DATA FOR THE TASK —
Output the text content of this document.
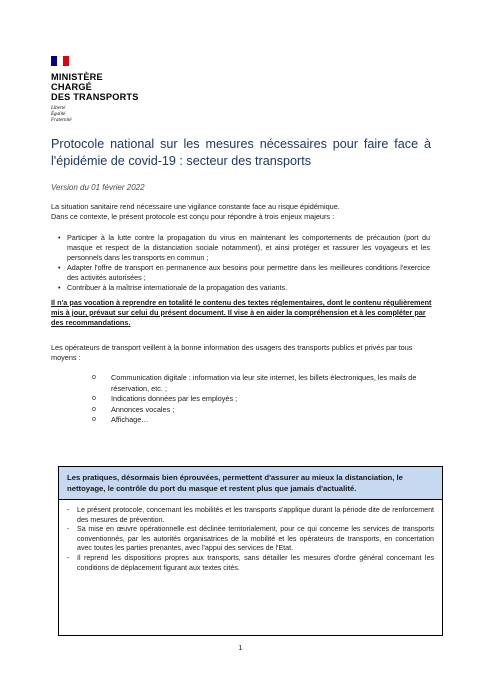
MINISTÈRE
CHARGÉ
DES TRANSPORTS
Liberté
Égalité
Fraternité
Protocole national sur les mesures nécessaires pour faire face à l'épidémie de covid-19 : secteur des transports
Version du 01 février 2022
La situation sanitaire rend nécessaire une vigilance constante face au risque épidémique.
Dans ce contexte, le présent protocole est conçu pour répondre à trois enjeux majeurs :
• Participer à la lutte contre la propagation du virus en maintenant les comportements de précaution (port du masque et respect de la distanciation sociale notamment), et ainsi protéger et rassurer les voyageurs et les personnels dans les transports en commun ;
• Adapter l'offre de transport en permanence aux besoins pour permettre dans les meilleures conditions l'exercice des activités autorisées ;
• Contribuer à la maîtrise internationale de la propagation des variants.
Il n'a pas vocation à reprendre en totalité le contenu des textes réglementaires, dont le contenu régulièrement mis à jour, prévaut sur celui du présent document. Il vise à en aider la compréhension et à les compléter par des recommandations.
Les opérateurs de transport veillent à la bonne information des usagers des transports publics et privés par tous moyens :
o Communication digitale : information via leur site internet, les billets électroniques, les mails de réservation, etc. ;
o Indications données par les employés ;
o Annonces vocales ;
o Affichage…
Les pratiques, désormais bien éprouvées, permettent d'assurer au mieux la distanciation, le nettoyage, le contrôle du port du masque et restent plus que jamais d'actualité.
- Le présent protocole, concernant les mobilités et les transports s'applique durant la période dite de renforcement des mesures de prévention.
- Sa mise en œuvre opérationnelle est déclinée territorialement, pour ce qui concerne les services de transports conventionnés, par les autorités organisatrices de la mobilité et les opérateurs de transports, en concertation avec toutes les parties prenantes, avec l'appui des services de l'Etat.
- Il reprend les dispositions propres aux transports, sans détailler les mesures d'ordre général concernant les conditions de déplacement figurant aux textes cités.
1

YOUR ASSIGNMENT — Reading through the material above, work out how many lines include "information", then state that number alone.

ANSWER SECTION — 2